WHAT TO WORK ON –
Repeat all of the data precisely.

>>>

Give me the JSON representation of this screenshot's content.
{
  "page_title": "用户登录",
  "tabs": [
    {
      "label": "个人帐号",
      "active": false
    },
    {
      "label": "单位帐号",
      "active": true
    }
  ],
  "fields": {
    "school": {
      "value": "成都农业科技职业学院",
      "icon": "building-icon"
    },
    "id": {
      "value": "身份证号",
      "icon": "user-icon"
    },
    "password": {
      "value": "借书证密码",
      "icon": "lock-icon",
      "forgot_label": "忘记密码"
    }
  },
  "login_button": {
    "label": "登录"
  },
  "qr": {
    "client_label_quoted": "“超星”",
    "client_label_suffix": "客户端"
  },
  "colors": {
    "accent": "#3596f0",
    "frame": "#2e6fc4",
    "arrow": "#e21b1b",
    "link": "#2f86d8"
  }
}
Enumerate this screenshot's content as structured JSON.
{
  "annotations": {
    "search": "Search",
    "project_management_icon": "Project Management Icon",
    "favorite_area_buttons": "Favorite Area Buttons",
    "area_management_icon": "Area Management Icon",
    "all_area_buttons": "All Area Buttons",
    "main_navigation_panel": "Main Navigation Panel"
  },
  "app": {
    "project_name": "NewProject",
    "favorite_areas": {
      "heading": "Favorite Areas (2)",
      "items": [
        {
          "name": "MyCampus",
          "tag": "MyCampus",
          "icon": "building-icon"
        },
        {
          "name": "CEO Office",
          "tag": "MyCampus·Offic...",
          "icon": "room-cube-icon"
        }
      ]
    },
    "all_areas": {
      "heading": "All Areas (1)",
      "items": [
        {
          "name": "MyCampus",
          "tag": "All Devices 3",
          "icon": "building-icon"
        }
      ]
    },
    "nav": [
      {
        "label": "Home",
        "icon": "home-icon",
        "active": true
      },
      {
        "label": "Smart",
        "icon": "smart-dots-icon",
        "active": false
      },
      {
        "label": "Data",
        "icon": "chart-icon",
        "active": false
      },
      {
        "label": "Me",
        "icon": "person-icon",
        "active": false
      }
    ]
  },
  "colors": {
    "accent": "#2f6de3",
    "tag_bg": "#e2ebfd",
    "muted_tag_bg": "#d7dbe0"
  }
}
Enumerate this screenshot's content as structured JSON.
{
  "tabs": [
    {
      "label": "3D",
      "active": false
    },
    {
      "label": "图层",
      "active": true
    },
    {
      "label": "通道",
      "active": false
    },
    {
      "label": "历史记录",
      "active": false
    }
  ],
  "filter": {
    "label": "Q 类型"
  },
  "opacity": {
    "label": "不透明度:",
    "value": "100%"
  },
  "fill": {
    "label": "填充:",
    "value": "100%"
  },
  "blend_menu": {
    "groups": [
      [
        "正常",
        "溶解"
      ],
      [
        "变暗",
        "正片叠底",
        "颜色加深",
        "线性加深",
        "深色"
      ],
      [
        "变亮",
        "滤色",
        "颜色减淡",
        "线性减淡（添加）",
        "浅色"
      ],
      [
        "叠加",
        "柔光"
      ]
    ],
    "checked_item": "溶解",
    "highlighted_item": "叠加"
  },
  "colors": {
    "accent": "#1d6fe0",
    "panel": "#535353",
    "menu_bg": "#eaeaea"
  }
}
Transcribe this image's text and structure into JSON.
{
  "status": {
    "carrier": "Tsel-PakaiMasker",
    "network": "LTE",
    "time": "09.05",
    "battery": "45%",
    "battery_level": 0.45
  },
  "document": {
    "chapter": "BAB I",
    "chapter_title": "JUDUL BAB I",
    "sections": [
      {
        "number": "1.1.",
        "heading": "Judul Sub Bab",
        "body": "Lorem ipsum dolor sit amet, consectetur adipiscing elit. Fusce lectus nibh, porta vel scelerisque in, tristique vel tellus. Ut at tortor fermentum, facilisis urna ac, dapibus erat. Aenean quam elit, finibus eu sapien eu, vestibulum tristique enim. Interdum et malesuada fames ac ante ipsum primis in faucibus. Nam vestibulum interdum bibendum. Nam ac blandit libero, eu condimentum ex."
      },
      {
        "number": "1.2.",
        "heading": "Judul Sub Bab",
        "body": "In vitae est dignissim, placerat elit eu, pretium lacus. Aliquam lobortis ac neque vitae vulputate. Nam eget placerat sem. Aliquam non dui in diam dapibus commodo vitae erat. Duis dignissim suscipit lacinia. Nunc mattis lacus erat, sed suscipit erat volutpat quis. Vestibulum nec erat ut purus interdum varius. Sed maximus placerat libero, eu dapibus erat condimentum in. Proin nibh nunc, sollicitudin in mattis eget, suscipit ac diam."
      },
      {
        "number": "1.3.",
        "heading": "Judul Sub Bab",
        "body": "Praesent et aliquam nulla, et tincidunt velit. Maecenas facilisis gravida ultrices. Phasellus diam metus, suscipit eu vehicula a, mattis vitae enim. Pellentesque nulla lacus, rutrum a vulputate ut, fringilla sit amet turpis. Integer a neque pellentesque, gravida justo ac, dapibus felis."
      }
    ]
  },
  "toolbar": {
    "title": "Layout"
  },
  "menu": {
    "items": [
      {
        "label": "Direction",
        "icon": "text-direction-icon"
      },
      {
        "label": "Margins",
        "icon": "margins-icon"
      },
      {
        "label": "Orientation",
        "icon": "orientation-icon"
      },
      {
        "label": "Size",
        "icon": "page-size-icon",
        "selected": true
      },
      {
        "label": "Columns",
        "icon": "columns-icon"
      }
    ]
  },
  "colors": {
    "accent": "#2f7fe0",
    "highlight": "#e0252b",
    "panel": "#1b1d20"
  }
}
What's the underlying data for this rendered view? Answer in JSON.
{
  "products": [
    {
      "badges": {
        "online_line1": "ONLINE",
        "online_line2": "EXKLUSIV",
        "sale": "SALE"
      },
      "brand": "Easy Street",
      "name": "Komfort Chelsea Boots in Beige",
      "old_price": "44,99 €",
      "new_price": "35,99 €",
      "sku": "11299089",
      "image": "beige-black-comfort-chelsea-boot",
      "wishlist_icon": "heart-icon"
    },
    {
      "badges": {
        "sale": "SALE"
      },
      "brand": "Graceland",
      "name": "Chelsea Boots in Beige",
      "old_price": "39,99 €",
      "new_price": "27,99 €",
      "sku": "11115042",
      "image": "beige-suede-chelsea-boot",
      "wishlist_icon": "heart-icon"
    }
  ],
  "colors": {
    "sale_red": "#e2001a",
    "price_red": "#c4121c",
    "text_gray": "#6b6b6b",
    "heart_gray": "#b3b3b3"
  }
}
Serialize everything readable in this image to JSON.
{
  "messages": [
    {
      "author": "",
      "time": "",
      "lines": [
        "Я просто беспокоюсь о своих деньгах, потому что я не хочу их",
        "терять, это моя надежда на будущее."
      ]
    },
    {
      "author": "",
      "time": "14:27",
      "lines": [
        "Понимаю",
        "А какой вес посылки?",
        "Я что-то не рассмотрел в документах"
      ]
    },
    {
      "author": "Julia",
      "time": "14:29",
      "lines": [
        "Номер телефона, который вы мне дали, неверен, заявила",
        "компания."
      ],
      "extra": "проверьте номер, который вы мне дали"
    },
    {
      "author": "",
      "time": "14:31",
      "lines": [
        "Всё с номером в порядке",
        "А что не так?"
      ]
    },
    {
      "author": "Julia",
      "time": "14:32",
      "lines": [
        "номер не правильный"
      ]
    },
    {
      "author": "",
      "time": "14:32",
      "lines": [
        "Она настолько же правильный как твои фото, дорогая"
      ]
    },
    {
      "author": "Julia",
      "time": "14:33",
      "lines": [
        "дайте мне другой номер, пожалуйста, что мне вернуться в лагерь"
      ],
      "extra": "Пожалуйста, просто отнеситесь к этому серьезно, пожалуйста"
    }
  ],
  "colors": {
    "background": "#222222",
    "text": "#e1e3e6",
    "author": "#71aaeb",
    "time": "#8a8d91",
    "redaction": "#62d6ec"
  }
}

<<<

THE OUTPUT –
Give me the JSON representation of this screenshot's content.
{
  "page_title": "用户登录",
  "tabs": [
    {
      "label": "个人帐号",
      "active": false
    },
    {
      "label": "单位帐号",
      "active": true
    }
  ],
  "fields": {
    "school": {
      "value": "成都农业科技职业学院",
      "icon": "building-icon"
    },
    "id": {
      "value": "身份证号",
      "icon": "user-icon"
    },
    "password": {
      "value": "借书证密码",
      "icon": "lock-icon",
      "forgot_label": "忘记密码"
    }
  },
  "login_button": {
    "label": "登录"
  },
  "qr": {
    "client_label_quoted": "“超星”",
    "client_label_suffix": "客户端"
  },
  "colors": {
    "accent": "#3596f0",
    "frame": "#2e6fc4",
    "arrow": "#e21b1b",
    "link": "#2f86d8"
  }
}
Enumerate this screenshot's content as structured JSON.
{
  "annotations": {
    "search": "Search",
    "project_management_icon": "Project Management Icon",
    "favorite_area_buttons": "Favorite Area Buttons",
    "area_management_icon": "Area Management Icon",
    "all_area_buttons": "All Area Buttons",
    "main_navigation_panel": "Main Navigation Panel"
  },
  "app": {
    "project_name": "NewProject",
    "favorite_areas": {
      "heading": "Favorite Areas (2)",
      "items": [
        {
          "name": "MyCampus",
          "tag": "MyCampus",
          "icon": "building-icon"
        },
        {
          "name": "CEO Office",
          "tag": "MyCampus·Offic...",
          "icon": "room-cube-icon"
        }
      ]
    },
    "all_areas": {
      "heading": "All Areas (1)",
      "items": [
        {
          "name": "MyCampus",
          "tag": "All Devices 3",
          "icon": "building-icon"
        }
      ]
    },
    "nav": [
      {
        "label": "Home",
        "icon": "home-icon",
        "active": true
      },
      {
        "label": "Smart",
        "icon": "smart-dots-icon",
        "active": false
      },
      {
        "label": "Data",
        "icon": "chart-icon",
        "active": false
      },
      {
        "label": "Me",
        "icon": "person-icon",
        "active": false
      }
    ]
  },
  "colors": {
    "accent": "#2f6de3",
    "tag_bg": "#e2ebfd",
    "muted_tag_bg": "#d7dbe0"
  }
}
Enumerate this screenshot's content as structured JSON.
{
  "tabs": [
    {
      "label": "3D",
      "active": false
    },
    {
      "label": "图层",
      "active": true
    },
    {
      "label": "通道",
      "active": false
    },
    {
      "label": "历史记录",
      "active": false
    }
  ],
  "filter": {
    "label": "Q 类型"
  },
  "opacity": {
    "label": "不透明度:",
    "value": "100%"
  },
  "fill": {
    "label": "填充:",
    "value": "100%"
  },
  "blend_menu": {
    "groups": [
      [
        "正常",
        "溶解"
      ],
      [
        "变暗",
        "正片叠底",
        "颜色加深",
        "线性加深",
        "深色"
      ],
      [
        "变亮",
        "滤色",
        "颜色减淡",
        "线性减淡（添加）",
        "浅色"
      ],
      [
        "叠加",
        "柔光"
      ]
    ],
    "checked_item": "溶解",
    "highlighted_item": "叠加"
  },
  "colors": {
    "accent": "#1d6fe0",
    "panel": "#535353",
    "menu_bg": "#eaeaea"
  }
}
Transcribe this image's text and structure into JSON.
{
  "status": {
    "carrier": "Tsel-PakaiMasker",
    "network": "LTE",
    "time": "09.05",
    "battery": "45%",
    "battery_level": 0.45
  },
  "document": {
    "chapter": "BAB I",
    "chapter_title": "JUDUL BAB I",
    "sections": [
      {
        "number": "1.1.",
        "heading": "Judul Sub Bab",
        "body": "Lorem ipsum dolor sit amet, consectetur adipiscing elit. Fusce lectus nibh, porta vel scelerisque in, tristique vel tellus. Ut at tortor fermentum, facilisis urna ac, dapibus erat. Aenean quam elit, finibus eu sapien eu, vestibulum tristique enim. Interdum et malesuada fames ac ante ipsum primis in faucibus. Nam vestibulum interdum bibendum. Nam ac blandit libero, eu condimentum ex."
      },
      {
        "number": "1.2.",
        "heading": "Judul Sub Bab",
        "body": "In vitae est dignissim, placerat elit eu, pretium lacus. Aliquam lobortis ac neque vitae vulputate. Nam eget placerat sem. Aliquam non dui in diam dapibus commodo vitae erat. Duis dignissim suscipit lacinia. Nunc mattis lacus erat, sed suscipit erat volutpat quis. Vestibulum nec erat ut purus interdum varius. Sed maximus placerat libero, eu dapibus erat condimentum in. Proin nibh nunc, sollicitudin in mattis eget, suscipit ac diam."
      },
      {
        "number": "1.3.",
        "heading": "Judul Sub Bab",
        "body": "Praesent et aliquam nulla, et tincidunt velit. Maecenas facilisis gravida ultrices. Phasellus diam metus, suscipit eu vehicula a, mattis vitae enim. Pellentesque nulla lacus, rutrum a vulputate ut, fringilla sit amet turpis. Integer a neque pellentesque, gravida justo ac, dapibus felis."
      }
    ]
  },
  "toolbar": {
    "title": "Layout"
  },
  "menu": {
    "items": [
      {
        "label": "Direction",
        "icon": "text-direction-icon"
      },
      {
        "label": "Margins",
        "icon": "margins-icon"
      },
      {
        "label": "Orientation",
        "icon": "orientation-icon"
      },
      {
        "label": "Size",
        "icon": "page-size-icon",
        "selected": true
      },
      {
        "label": "Columns",
        "icon": "columns-icon"
      }
    ]
  },
  "colors": {
    "accent": "#2f7fe0",
    "highlight": "#e0252b",
    "panel": "#1b1d20"
  }
}
What's the underlying data for this rendered view? Answer in JSON.
{
  "products": [
    {
      "badges": {
        "online_line1": "ONLINE",
        "online_line2": "EXKLUSIV",
        "sale": "SALE"
      },
      "brand": "Easy Street",
      "name": "Komfort Chelsea Boots in Beige",
      "old_price": "44,99 €",
      "new_price": "35,99 €",
      "sku": "11299089",
      "image": "beige-black-comfort-chelsea-boot",
      "wishlist_icon": "heart-icon"
    },
    {
      "badges": {
        "sale": "SALE"
      },
      "brand": "Graceland",
      "name": "Chelsea Boots in Beige",
      "old_price": "39,99 €",
      "new_price": "27,99 €",
      "sku": "11115042",
      "image": "beige-suede-chelsea-boot",
      "wishlist_icon": "heart-icon"
    }
  ],
  "colors": {
    "sale_red": "#e2001a",
    "price_red": "#c4121c",
    "text_gray": "#6b6b6b",
    "heart_gray": "#b3b3b3"
  }
}
Serialize everything readable in this image to JSON.
{
  "messages": [
    {
      "author": "",
      "time": "",
      "lines": [
        "Я просто беспокоюсь о своих деньгах, потому что я не хочу их",
        "терять, это моя надежда на будущее."
      ]
    },
    {
      "author": "",
      "time": "14:27",
      "lines": [
        "Понимаю",
        "А какой вес посылки?",
        "Я что-то не рассмотрел в документах"
      ]
    },
    {
      "author": "Julia",
      "time": "14:29",
      "lines": [
        "Номер телефона, который вы мне дали, неверен, заявила",
        "компания."
      ],
      "extra": "проверьте номер, который вы мне дали"
    },
    {
      "author": "",
      "time": "14:31",
      "lines": [
        "Всё с номером в порядке",
        "А что не так?"
      ]
    },
    {
      "author": "Julia",
      "time": "14:32",
      "lines": [
        "номер не правильный"
      ]
    },
    {
      "author": "",
      "time": "14:32",
      "lines": [
        "Она настолько же правильный как твои фото, дорогая"
      ]
    },
    {
      "author": "Julia",
      "time": "14:33",
      "lines": [
        "дайте мне другой номер, пожалуйста, что мне вернуться в лагерь"
      ],
      "extra": "Пожалуйста, просто отнеситесь к этому серьезно, пожалуйста"
    }
  ],
  "colors": {
    "background": "#222222",
    "text": "#e1e3e6",
    "author": "#71aaeb",
    "time": "#8a8d91",
    "redaction": "#62d6ec"
  }
}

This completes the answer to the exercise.